(Records from a dataset)
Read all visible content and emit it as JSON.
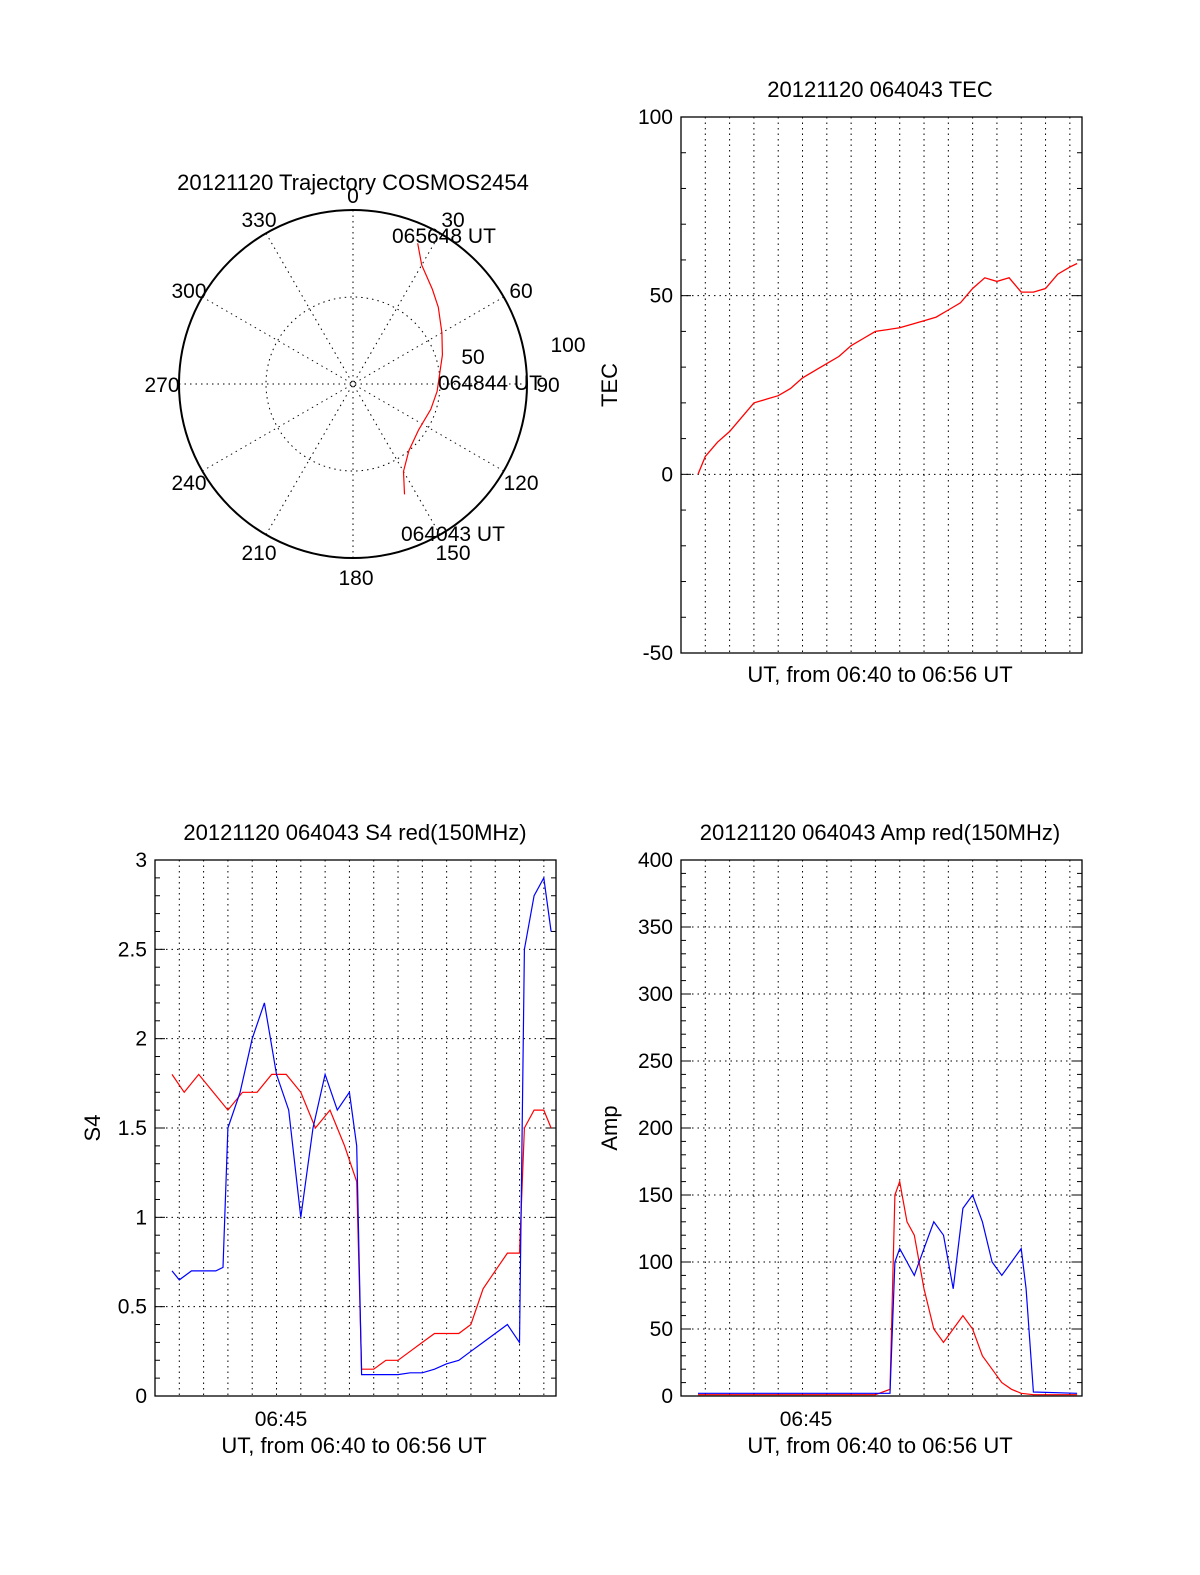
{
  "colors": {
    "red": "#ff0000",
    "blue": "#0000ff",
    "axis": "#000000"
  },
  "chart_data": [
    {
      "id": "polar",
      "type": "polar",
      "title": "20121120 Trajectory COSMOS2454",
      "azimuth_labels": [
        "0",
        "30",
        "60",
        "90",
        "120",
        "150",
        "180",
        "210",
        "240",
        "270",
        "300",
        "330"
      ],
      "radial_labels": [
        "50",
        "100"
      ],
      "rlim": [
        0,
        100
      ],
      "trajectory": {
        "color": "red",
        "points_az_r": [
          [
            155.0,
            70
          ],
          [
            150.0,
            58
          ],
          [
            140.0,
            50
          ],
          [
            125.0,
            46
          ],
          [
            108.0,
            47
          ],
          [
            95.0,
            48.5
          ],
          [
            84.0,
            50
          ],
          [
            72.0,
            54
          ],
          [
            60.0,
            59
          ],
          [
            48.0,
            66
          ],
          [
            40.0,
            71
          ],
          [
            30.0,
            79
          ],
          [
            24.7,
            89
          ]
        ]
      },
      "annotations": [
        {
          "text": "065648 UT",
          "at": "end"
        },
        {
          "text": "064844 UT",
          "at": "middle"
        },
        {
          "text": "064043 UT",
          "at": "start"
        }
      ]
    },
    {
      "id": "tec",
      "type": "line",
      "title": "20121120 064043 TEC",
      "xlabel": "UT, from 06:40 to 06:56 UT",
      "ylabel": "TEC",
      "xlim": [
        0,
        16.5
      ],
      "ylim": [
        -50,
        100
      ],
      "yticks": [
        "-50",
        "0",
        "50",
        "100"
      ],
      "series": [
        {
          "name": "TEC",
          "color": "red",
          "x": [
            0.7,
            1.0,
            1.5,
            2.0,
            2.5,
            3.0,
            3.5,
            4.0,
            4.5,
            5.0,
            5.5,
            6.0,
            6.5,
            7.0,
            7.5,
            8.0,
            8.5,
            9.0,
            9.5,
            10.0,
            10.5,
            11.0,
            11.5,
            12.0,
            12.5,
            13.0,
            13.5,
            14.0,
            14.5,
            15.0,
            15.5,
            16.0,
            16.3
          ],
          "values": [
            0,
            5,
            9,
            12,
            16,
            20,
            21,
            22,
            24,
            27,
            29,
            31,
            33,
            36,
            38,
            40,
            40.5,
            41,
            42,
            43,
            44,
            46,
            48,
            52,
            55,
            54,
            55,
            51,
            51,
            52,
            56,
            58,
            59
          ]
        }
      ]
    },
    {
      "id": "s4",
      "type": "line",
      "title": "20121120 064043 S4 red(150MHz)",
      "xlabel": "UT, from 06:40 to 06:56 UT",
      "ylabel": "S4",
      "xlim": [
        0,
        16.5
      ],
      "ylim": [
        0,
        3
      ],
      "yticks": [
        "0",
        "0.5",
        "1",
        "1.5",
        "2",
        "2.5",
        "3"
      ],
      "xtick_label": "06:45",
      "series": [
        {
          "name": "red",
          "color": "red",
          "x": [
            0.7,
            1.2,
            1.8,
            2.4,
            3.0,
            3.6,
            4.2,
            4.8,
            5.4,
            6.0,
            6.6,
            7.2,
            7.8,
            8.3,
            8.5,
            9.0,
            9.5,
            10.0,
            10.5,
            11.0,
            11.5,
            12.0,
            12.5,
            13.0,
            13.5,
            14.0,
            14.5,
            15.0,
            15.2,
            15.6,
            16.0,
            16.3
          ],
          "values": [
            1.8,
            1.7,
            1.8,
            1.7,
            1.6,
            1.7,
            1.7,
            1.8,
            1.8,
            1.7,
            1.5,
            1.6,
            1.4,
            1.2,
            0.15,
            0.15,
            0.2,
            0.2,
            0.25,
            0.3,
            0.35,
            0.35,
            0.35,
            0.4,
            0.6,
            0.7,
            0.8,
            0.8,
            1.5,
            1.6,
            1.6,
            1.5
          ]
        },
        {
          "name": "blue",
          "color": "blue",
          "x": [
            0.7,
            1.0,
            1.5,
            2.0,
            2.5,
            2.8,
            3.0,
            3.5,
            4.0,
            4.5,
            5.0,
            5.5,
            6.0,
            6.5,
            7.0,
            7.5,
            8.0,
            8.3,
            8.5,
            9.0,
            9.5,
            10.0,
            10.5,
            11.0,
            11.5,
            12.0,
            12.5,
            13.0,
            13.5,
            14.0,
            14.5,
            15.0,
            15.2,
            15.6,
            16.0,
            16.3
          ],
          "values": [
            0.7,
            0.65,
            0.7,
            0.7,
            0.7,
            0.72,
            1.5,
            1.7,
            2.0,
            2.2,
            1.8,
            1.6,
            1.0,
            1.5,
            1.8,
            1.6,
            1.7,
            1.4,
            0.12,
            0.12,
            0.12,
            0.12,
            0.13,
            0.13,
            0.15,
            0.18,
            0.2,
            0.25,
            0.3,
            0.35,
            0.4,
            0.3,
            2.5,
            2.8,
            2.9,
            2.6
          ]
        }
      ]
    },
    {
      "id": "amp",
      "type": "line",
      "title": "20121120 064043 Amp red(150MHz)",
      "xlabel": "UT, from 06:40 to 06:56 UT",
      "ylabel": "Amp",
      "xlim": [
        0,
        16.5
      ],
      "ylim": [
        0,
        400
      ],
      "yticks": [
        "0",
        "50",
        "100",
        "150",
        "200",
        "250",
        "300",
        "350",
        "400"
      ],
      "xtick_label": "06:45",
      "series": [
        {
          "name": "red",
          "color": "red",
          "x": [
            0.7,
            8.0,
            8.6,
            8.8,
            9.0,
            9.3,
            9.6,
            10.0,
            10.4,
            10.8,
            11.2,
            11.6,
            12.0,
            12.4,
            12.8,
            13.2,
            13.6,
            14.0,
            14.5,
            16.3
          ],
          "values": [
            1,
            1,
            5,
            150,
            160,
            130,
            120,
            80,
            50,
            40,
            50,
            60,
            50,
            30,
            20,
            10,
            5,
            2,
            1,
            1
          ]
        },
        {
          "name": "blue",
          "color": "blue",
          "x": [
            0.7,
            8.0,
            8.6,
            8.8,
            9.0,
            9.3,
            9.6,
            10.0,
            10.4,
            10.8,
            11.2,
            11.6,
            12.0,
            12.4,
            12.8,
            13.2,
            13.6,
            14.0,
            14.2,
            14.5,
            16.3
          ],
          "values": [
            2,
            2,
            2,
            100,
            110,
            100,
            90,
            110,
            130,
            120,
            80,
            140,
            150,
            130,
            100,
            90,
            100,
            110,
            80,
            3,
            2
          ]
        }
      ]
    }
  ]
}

# Instructions to follow
Repeat the entries exactly and keep the pictures out of the copy.

# Answer to this problem
Read all visible content and emit it as JSON.
{
  "colors": {
    "red": "#ff0000",
    "blue": "#0000ff",
    "axis": "#000000"
  },
  "chart_data": [
    {
      "id": "polar",
      "type": "polar",
      "title": "20121120 Trajectory COSMOS2454",
      "azimuth_labels": [
        "0",
        "30",
        "60",
        "90",
        "120",
        "150",
        "180",
        "210",
        "240",
        "270",
        "300",
        "330"
      ],
      "radial_labels": [
        "50",
        "100"
      ],
      "rlim": [
        0,
        100
      ],
      "trajectory": {
        "color": "red",
        "points_az_r": [
          [
            155.0,
            70
          ],
          [
            150.0,
            58
          ],
          [
            140.0,
            50
          ],
          [
            125.0,
            46
          ],
          [
            108.0,
            47
          ],
          [
            95.0,
            48.5
          ],
          [
            84.0,
            50
          ],
          [
            72.0,
            54
          ],
          [
            60.0,
            59
          ],
          [
            48.0,
            66
          ],
          [
            40.0,
            71
          ],
          [
            30.0,
            79
          ],
          [
            24.7,
            89
          ]
        ]
      },
      "annotations": [
        {
          "text": "065648 UT",
          "at": "end"
        },
        {
          "text": "064844 UT",
          "at": "middle"
        },
        {
          "text": "064043 UT",
          "at": "start"
        }
      ]
    },
    {
      "id": "tec",
      "type": "line",
      "title": "20121120 064043 TEC",
      "xlabel": "UT, from 06:40 to 06:56 UT",
      "ylabel": "TEC",
      "xlim": [
        0,
        16.5
      ],
      "ylim": [
        -50,
        100
      ],
      "yticks": [
        "-50",
        "0",
        "50",
        "100"
      ],
      "series": [
        {
          "name": "TEC",
          "color": "red",
          "x": [
            0.7,
            1.0,
            1.5,
            2.0,
            2.5,
            3.0,
            3.5,
            4.0,
            4.5,
            5.0,
            5.5,
            6.0,
            6.5,
            7.0,
            7.5,
            8.0,
            8.5,
            9.0,
            9.5,
            10.0,
            10.5,
            11.0,
            11.5,
            12.0,
            12.5,
            13.0,
            13.5,
            14.0,
            14.5,
            15.0,
            15.5,
            16.0,
            16.3
          ],
          "values": [
            0,
            5,
            9,
            12,
            16,
            20,
            21,
            22,
            24,
            27,
            29,
            31,
            33,
            36,
            38,
            40,
            40.5,
            41,
            42,
            43,
            44,
            46,
            48,
            52,
            55,
            54,
            55,
            51,
            51,
            52,
            56,
            58,
            59
          ]
        }
      ]
    },
    {
      "id": "s4",
      "type": "line",
      "title": "20121120 064043 S4 red(150MHz)",
      "xlabel": "UT, from 06:40 to 06:56 UT",
      "ylabel": "S4",
      "xlim": [
        0,
        16.5
      ],
      "ylim": [
        0,
        3
      ],
      "yticks": [
        "0",
        "0.5",
        "1",
        "1.5",
        "2",
        "2.5",
        "3"
      ],
      "xtick_label": "06:45",
      "series": [
        {
          "name": "red",
          "color": "red",
          "x": [
            0.7,
            1.2,
            1.8,
            2.4,
            3.0,
            3.6,
            4.2,
            4.8,
            5.4,
            6.0,
            6.6,
            7.2,
            7.8,
            8.3,
            8.5,
            9.0,
            9.5,
            10.0,
            10.5,
            11.0,
            11.5,
            12.0,
            12.5,
            13.0,
            13.5,
            14.0,
            14.5,
            15.0,
            15.2,
            15.6,
            16.0,
            16.3
          ],
          "values": [
            1.8,
            1.7,
            1.8,
            1.7,
            1.6,
            1.7,
            1.7,
            1.8,
            1.8,
            1.7,
            1.5,
            1.6,
            1.4,
            1.2,
            0.15,
            0.15,
            0.2,
            0.2,
            0.25,
            0.3,
            0.35,
            0.35,
            0.35,
            0.4,
            0.6,
            0.7,
            0.8,
            0.8,
            1.5,
            1.6,
            1.6,
            1.5
          ]
        },
        {
          "name": "blue",
          "color": "blue",
          "x": [
            0.7,
            1.0,
            1.5,
            2.0,
            2.5,
            2.8,
            3.0,
            3.5,
            4.0,
            4.5,
            5.0,
            5.5,
            6.0,
            6.5,
            7.0,
            7.5,
            8.0,
            8.3,
            8.5,
            9.0,
            9.5,
            10.0,
            10.5,
            11.0,
            11.5,
            12.0,
            12.5,
            13.0,
            13.5,
            14.0,
            14.5,
            15.0,
            15.2,
            15.6,
            16.0,
            16.3
          ],
          "values": [
            0.7,
            0.65,
            0.7,
            0.7,
            0.7,
            0.72,
            1.5,
            1.7,
            2.0,
            2.2,
            1.8,
            1.6,
            1.0,
            1.5,
            1.8,
            1.6,
            1.7,
            1.4,
            0.12,
            0.12,
            0.12,
            0.12,
            0.13,
            0.13,
            0.15,
            0.18,
            0.2,
            0.25,
            0.3,
            0.35,
            0.4,
            0.3,
            2.5,
            2.8,
            2.9,
            2.6
          ]
        }
      ]
    },
    {
      "id": "amp",
      "type": "line",
      "title": "20121120 064043 Amp red(150MHz)",
      "xlabel": "UT, from 06:40 to 06:56 UT",
      "ylabel": "Amp",
      "xlim": [
        0,
        16.5
      ],
      "ylim": [
        0,
        400
      ],
      "yticks": [
        "0",
        "50",
        "100",
        "150",
        "200",
        "250",
        "300",
        "350",
        "400"
      ],
      "xtick_label": "06:45",
      "series": [
        {
          "name": "red",
          "color": "red",
          "x": [
            0.7,
            8.0,
            8.6,
            8.8,
            9.0,
            9.3,
            9.6,
            10.0,
            10.4,
            10.8,
            11.2,
            11.6,
            12.0,
            12.4,
            12.8,
            13.2,
            13.6,
            14.0,
            14.5,
            16.3
          ],
          "values": [
            1,
            1,
            5,
            150,
            160,
            130,
            120,
            80,
            50,
            40,
            50,
            60,
            50,
            30,
            20,
            10,
            5,
            2,
            1,
            1
          ]
        },
        {
          "name": "blue",
          "color": "blue",
          "x": [
            0.7,
            8.0,
            8.6,
            8.8,
            9.0,
            9.3,
            9.6,
            10.0,
            10.4,
            10.8,
            11.2,
            11.6,
            12.0,
            12.4,
            12.8,
            13.2,
            13.6,
            14.0,
            14.2,
            14.5,
            16.3
          ],
          "values": [
            2,
            2,
            2,
            100,
            110,
            100,
            90,
            110,
            130,
            120,
            80,
            140,
            150,
            130,
            100,
            90,
            100,
            110,
            80,
            3,
            2
          ]
        }
      ]
    }
  ]
}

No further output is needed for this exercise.